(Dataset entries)
########################################

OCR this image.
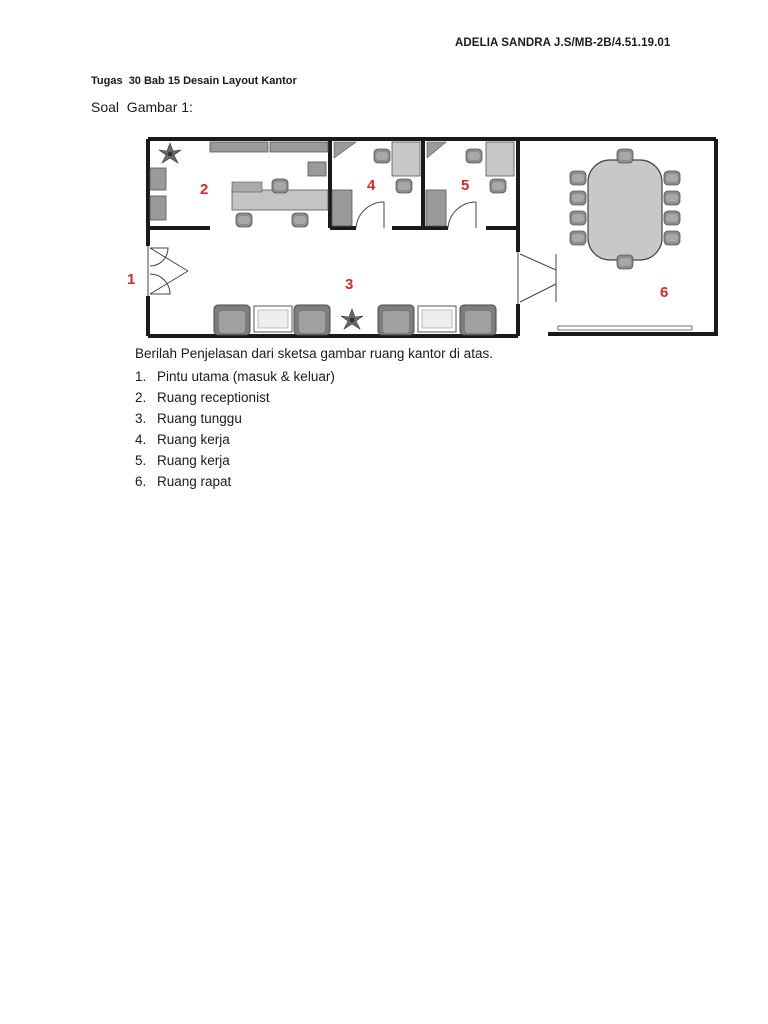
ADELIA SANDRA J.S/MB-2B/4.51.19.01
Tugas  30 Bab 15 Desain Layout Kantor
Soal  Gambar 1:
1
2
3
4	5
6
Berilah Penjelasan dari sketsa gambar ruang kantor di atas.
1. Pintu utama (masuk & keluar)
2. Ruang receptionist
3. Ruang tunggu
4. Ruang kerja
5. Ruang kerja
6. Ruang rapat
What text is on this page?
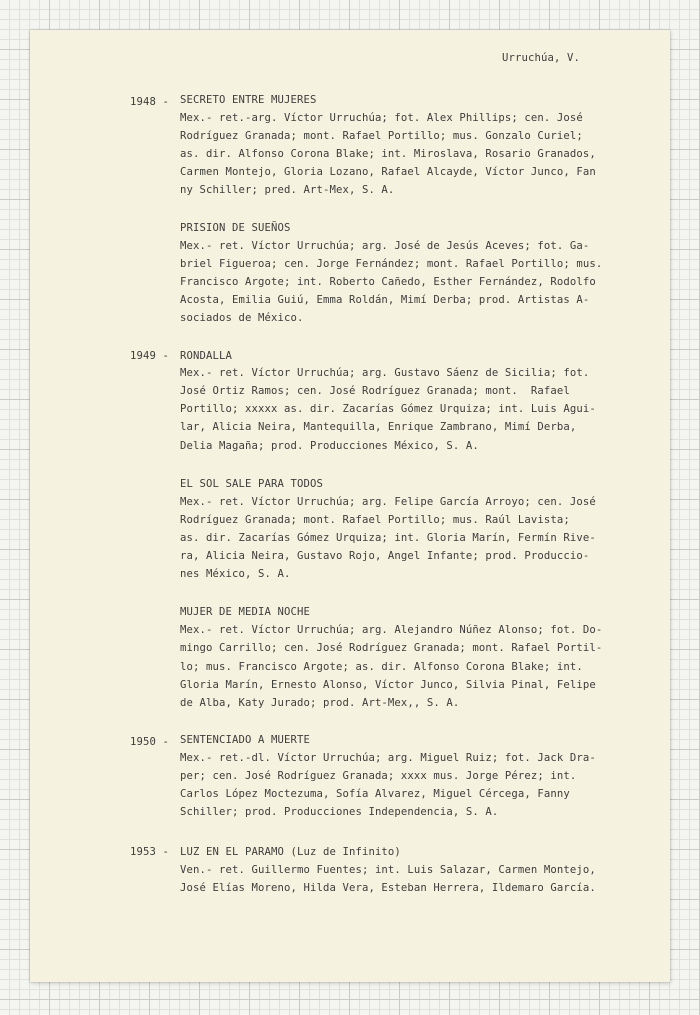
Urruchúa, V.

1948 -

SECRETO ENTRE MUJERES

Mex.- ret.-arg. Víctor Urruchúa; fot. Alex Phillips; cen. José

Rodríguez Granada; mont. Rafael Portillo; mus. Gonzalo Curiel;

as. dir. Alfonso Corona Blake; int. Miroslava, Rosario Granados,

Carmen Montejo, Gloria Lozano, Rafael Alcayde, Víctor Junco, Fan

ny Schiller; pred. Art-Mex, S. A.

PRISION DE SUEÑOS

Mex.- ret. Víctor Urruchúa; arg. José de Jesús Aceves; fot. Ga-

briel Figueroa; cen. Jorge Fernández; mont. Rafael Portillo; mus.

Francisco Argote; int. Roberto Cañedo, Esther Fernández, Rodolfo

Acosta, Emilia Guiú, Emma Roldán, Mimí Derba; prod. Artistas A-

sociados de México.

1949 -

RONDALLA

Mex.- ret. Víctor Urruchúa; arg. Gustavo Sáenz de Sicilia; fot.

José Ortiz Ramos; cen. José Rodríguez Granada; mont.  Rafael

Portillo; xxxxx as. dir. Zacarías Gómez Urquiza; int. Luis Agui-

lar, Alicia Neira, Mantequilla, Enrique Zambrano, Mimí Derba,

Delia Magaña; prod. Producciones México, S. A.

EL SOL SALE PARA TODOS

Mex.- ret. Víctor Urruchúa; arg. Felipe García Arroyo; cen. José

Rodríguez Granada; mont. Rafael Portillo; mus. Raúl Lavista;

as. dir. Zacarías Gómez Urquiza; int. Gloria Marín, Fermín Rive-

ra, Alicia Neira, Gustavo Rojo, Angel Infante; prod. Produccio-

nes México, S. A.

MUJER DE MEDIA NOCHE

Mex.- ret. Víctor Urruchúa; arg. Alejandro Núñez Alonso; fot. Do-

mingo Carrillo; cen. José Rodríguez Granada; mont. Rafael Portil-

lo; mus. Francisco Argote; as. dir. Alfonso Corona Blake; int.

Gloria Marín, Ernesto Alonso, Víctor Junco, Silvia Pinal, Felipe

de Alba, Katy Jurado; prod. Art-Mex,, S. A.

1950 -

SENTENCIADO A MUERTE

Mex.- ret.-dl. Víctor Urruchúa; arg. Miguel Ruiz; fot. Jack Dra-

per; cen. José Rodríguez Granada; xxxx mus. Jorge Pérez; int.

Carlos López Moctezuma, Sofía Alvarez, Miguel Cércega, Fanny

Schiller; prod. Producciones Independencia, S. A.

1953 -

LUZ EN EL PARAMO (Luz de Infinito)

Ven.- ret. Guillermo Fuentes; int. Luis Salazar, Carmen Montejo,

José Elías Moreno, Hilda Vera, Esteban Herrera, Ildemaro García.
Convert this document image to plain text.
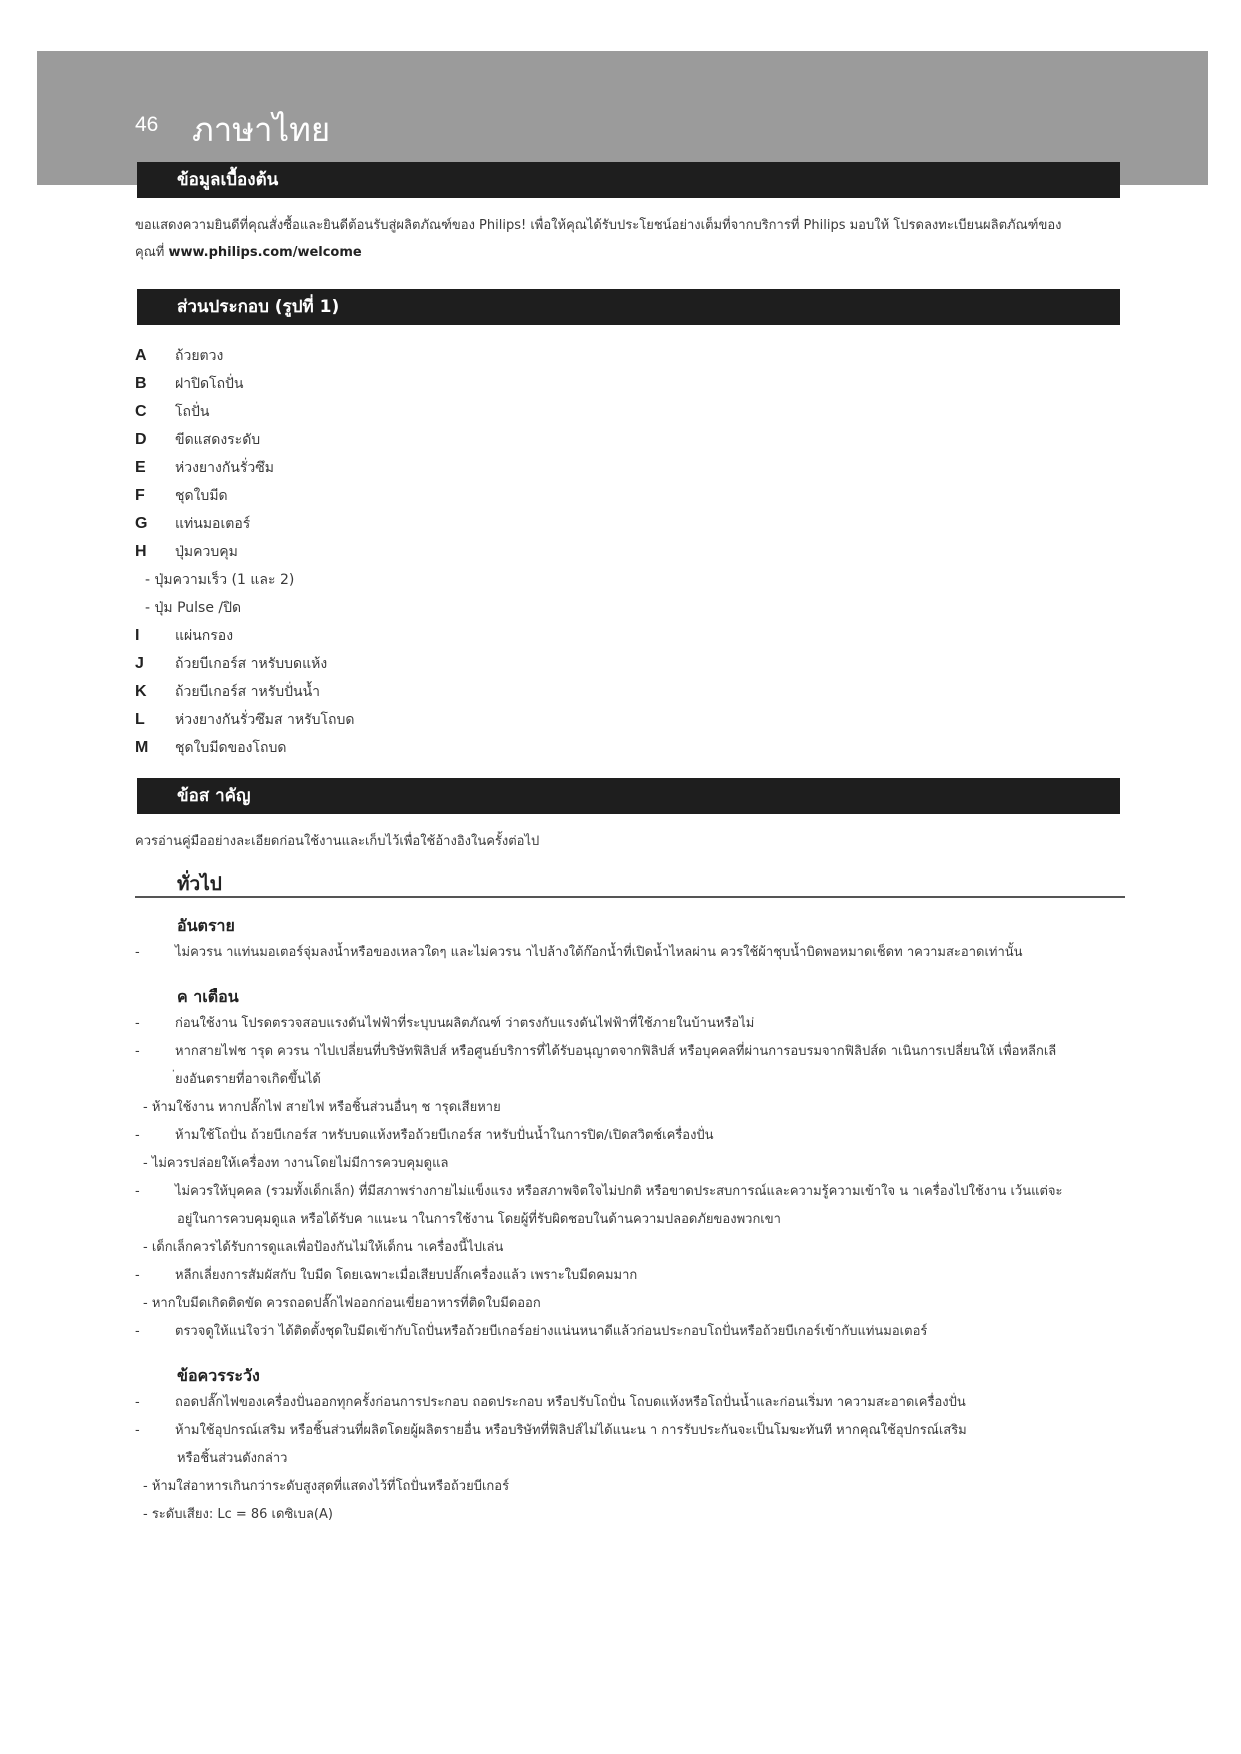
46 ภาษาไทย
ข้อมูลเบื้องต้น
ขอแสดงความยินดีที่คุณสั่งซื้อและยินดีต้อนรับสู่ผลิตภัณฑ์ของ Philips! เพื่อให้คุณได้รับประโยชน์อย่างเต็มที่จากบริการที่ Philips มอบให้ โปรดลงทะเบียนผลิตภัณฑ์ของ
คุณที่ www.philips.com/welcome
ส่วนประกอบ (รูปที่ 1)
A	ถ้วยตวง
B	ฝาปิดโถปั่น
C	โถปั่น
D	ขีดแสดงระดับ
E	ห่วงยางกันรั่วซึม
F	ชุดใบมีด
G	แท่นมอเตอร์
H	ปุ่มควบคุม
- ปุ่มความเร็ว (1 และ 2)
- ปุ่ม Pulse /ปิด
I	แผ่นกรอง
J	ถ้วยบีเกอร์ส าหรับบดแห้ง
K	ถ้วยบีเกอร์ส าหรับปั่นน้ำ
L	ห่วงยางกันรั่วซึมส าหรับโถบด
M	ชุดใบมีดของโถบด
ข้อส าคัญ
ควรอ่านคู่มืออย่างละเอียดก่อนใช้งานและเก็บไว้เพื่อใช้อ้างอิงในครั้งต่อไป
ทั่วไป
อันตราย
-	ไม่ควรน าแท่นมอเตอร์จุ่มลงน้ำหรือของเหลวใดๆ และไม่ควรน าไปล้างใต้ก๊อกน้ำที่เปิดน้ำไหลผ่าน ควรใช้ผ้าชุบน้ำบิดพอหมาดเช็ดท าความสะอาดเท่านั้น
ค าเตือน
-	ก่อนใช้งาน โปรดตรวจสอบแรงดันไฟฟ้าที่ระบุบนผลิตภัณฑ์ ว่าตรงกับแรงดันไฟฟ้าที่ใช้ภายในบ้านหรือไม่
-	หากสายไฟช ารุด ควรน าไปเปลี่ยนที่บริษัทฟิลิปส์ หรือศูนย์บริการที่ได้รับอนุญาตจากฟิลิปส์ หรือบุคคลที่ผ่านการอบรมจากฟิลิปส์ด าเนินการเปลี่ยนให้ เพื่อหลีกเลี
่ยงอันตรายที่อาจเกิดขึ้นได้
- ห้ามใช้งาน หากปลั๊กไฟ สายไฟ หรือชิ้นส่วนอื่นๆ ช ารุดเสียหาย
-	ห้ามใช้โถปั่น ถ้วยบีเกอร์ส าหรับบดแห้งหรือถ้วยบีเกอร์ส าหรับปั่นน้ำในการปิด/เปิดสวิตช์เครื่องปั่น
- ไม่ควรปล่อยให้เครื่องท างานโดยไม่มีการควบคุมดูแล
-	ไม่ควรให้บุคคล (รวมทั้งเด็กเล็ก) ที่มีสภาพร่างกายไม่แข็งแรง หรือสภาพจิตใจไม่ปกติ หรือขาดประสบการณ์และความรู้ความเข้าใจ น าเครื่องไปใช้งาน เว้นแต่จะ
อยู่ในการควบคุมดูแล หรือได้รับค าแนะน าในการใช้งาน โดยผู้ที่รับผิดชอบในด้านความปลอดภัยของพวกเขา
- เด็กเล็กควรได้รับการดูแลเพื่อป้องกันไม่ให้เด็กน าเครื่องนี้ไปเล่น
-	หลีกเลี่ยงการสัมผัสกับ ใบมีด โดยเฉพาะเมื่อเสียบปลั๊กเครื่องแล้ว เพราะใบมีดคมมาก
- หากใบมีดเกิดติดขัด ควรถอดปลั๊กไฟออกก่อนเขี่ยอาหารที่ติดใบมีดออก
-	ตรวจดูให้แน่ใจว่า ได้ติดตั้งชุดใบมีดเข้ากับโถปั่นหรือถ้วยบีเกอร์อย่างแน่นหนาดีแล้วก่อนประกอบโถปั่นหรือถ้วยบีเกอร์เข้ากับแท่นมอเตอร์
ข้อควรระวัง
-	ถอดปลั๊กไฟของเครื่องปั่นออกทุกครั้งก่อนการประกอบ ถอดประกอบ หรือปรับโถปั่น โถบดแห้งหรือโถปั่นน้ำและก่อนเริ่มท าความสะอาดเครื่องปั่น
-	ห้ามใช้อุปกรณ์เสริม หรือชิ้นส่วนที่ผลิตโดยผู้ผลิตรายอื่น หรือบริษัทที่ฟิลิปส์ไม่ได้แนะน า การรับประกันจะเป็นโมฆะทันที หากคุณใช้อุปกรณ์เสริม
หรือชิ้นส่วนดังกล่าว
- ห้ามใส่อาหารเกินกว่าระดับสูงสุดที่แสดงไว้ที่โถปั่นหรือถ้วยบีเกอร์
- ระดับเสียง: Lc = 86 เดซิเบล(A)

########################################

* **Do this**:
Output the entries above exactly, without their pictures.

* **Task answer**:
OCR this image.
ADELIA SANDRA J.S/MB-2B/4.51.19.01
Tugas  30 Bab 15 Desain Layout Kantor
Soal  Gambar 1:
1
2
3
4	5
6
Berilah Penjelasan dari sketsa gambar ruang kantor di atas.
1. Pintu utama (masuk & keluar)
2. Ruang receptionist
3. Ruang tunggu
4. Ruang kerja
5. Ruang kerja
6. Ruang rapat
What text is on this page?
Urruchúa, V.

1948 -

SECRETO ENTRE MUJERES

Mex.- ret.-arg. Víctor Urruchúa; fot. Alex Phillips; cen. José

Rodríguez Granada; mont. Rafael Portillo; mus. Gonzalo Curiel;

as. dir. Alfonso Corona Blake; int. Miroslava, Rosario Granados,

Carmen Montejo, Gloria Lozano, Rafael Alcayde, Víctor Junco, Fan

ny Schiller; pred. Art-Mex, S. A.

PRISION DE SUEÑOS

Mex.- ret. Víctor Urruchúa; arg. José de Jesús Aceves; fot. Ga-

briel Figueroa; cen. Jorge Fernández; mont. Rafael Portillo; mus.

Francisco Argote; int. Roberto Cañedo, Esther Fernández, Rodolfo

Acosta, Emilia Guiú, Emma Roldán, Mimí Derba; prod. Artistas A-

sociados de México.

1949 -

RONDALLA

Mex.- ret. Víctor Urruchúa; arg. Gustavo Sáenz de Sicilia; fot.

José Ortiz Ramos; cen. José Rodríguez Granada; mont.  Rafael

Portillo; xxxxx as. dir. Zacarías Gómez Urquiza; int. Luis Agui-

lar, Alicia Neira, Mantequilla, Enrique Zambrano, Mimí Derba,

Delia Magaña; prod. Producciones México, S. A.

EL SOL SALE PARA TODOS

Mex.- ret. Víctor Urruchúa; arg. Felipe García Arroyo; cen. José

Rodríguez Granada; mont. Rafael Portillo; mus. Raúl Lavista;

as. dir. Zacarías Gómez Urquiza; int. Gloria Marín, Fermín Rive-

ra, Alicia Neira, Gustavo Rojo, Angel Infante; prod. Produccio-

nes México, S. A.

MUJER DE MEDIA NOCHE

Mex.- ret. Víctor Urruchúa; arg. Alejandro Núñez Alonso; fot. Do-

mingo Carrillo; cen. José Rodríguez Granada; mont. Rafael Portil-

lo; mus. Francisco Argote; as. dir. Alfonso Corona Blake; int.

Gloria Marín, Ernesto Alonso, Víctor Junco, Silvia Pinal, Felipe

de Alba, Katy Jurado; prod. Art-Mex,, S. A.

1950 -

SENTENCIADO A MUERTE

Mex.- ret.-dl. Víctor Urruchúa; arg. Miguel Ruiz; fot. Jack Dra-

per; cen. José Rodríguez Granada; xxxx mus. Jorge Pérez; int.

Carlos López Moctezuma, Sofía Alvarez, Miguel Cércega, Fanny

Schiller; prod. Producciones Independencia, S. A.

1953 -

LUZ EN EL PARAMO (Luz de Infinito)

Ven.- ret. Guillermo Fuentes; int. Luis Salazar, Carmen Montejo,

José Elías Moreno, Hilda Vera, Esteban Herrera, Ildemaro García.
Convert this document image to plain text.
46 ภาษาไทย
ข้อมูลเบื้องต้น
ขอแสดงความยินดีที่คุณสั่งซื้อและยินดีต้อนรับสู่ผลิตภัณฑ์ของ Philips! เพื่อให้คุณได้รับประโยชน์อย่างเต็มที่จากบริการที่ Philips มอบให้ โปรดลงทะเบียนผลิตภัณฑ์ของ
คุณที่ www.philips.com/welcome
ส่วนประกอบ (รูปที่ 1)
A	ถ้วยตวง
B	ฝาปิดโถปั่น
C	โถปั่น
D	ขีดแสดงระดับ
E	ห่วงยางกันรั่วซึม
F	ชุดใบมีด
G	แท่นมอเตอร์
H	ปุ่มควบคุม
- ปุ่มความเร็ว (1 และ 2)
- ปุ่ม Pulse /ปิด
I	แผ่นกรอง
J	ถ้วยบีเกอร์ส าหรับบดแห้ง
K	ถ้วยบีเกอร์ส าหรับปั่นน้ำ
L	ห่วงยางกันรั่วซึมส าหรับโถบด
M	ชุดใบมีดของโถบด
ข้อส าคัญ
ควรอ่านคู่มืออย่างละเอียดก่อนใช้งานและเก็บไว้เพื่อใช้อ้างอิงในครั้งต่อไป
ทั่วไป
อันตราย
-	ไม่ควรน าแท่นมอเตอร์จุ่มลงน้ำหรือของเหลวใดๆ และไม่ควรน าไปล้างใต้ก๊อกน้ำที่เปิดน้ำไหลผ่าน ควรใช้ผ้าชุบน้ำบิดพอหมาดเช็ดท าความสะอาดเท่านั้น
ค าเตือน
-	ก่อนใช้งาน โปรดตรวจสอบแรงดันไฟฟ้าที่ระบุบนผลิตภัณฑ์ ว่าตรงกับแรงดันไฟฟ้าที่ใช้ภายในบ้านหรือไม่
-	หากสายไฟช ารุด ควรน าไปเปลี่ยนที่บริษัทฟิลิปส์ หรือศูนย์บริการที่ได้รับอนุญาตจากฟิลิปส์ หรือบุคคลที่ผ่านการอบรมจากฟิลิปส์ด าเนินการเปลี่ยนให้ เพื่อหลีกเลี
่ยงอันตรายที่อาจเกิดขึ้นได้
- ห้ามใช้งาน หากปลั๊กไฟ สายไฟ หรือชิ้นส่วนอื่นๆ ช ารุดเสียหาย
-	ห้ามใช้โถปั่น ถ้วยบีเกอร์ส าหรับบดแห้งหรือถ้วยบีเกอร์ส าหรับปั่นน้ำในการปิด/เปิดสวิตช์เครื่องปั่น
- ไม่ควรปล่อยให้เครื่องท างานโดยไม่มีการควบคุมดูแล
-	ไม่ควรให้บุคคล (รวมทั้งเด็กเล็ก) ที่มีสภาพร่างกายไม่แข็งแรง หรือสภาพจิตใจไม่ปกติ หรือขาดประสบการณ์และความรู้ความเข้าใจ น าเครื่องไปใช้งาน เว้นแต่จะ
อยู่ในการควบคุมดูแล หรือได้รับค าแนะน าในการใช้งาน โดยผู้ที่รับผิดชอบในด้านความปลอดภัยของพวกเขา
- เด็กเล็กควรได้รับการดูแลเพื่อป้องกันไม่ให้เด็กน าเครื่องนี้ไปเล่น
-	หลีกเลี่ยงการสัมผัสกับ ใบมีด โดยเฉพาะเมื่อเสียบปลั๊กเครื่องแล้ว เพราะใบมีดคมมาก
- หากใบมีดเกิดติดขัด ควรถอดปลั๊กไฟออกก่อนเขี่ยอาหารที่ติดใบมีดออก
-	ตรวจดูให้แน่ใจว่า ได้ติดตั้งชุดใบมีดเข้ากับโถปั่นหรือถ้วยบีเกอร์อย่างแน่นหนาดีแล้วก่อนประกอบโถปั่นหรือถ้วยบีเกอร์เข้ากับแท่นมอเตอร์
ข้อควรระวัง
-	ถอดปลั๊กไฟของเครื่องปั่นออกทุกครั้งก่อนการประกอบ ถอดประกอบ หรือปรับโถปั่น โถบดแห้งหรือโถปั่นน้ำและก่อนเริ่มท าความสะอาดเครื่องปั่น
-	ห้ามใช้อุปกรณ์เสริม หรือชิ้นส่วนที่ผลิตโดยผู้ผลิตรายอื่น หรือบริษัทที่ฟิลิปส์ไม่ได้แนะน า การรับประกันจะเป็นโมฆะทันที หากคุณใช้อุปกรณ์เสริม
หรือชิ้นส่วนดังกล่าว
- ห้ามใส่อาหารเกินกว่าระดับสูงสุดที่แสดงไว้ที่โถปั่นหรือถ้วยบีเกอร์
- ระดับเสียง: Lc = 86 เดซิเบล(A)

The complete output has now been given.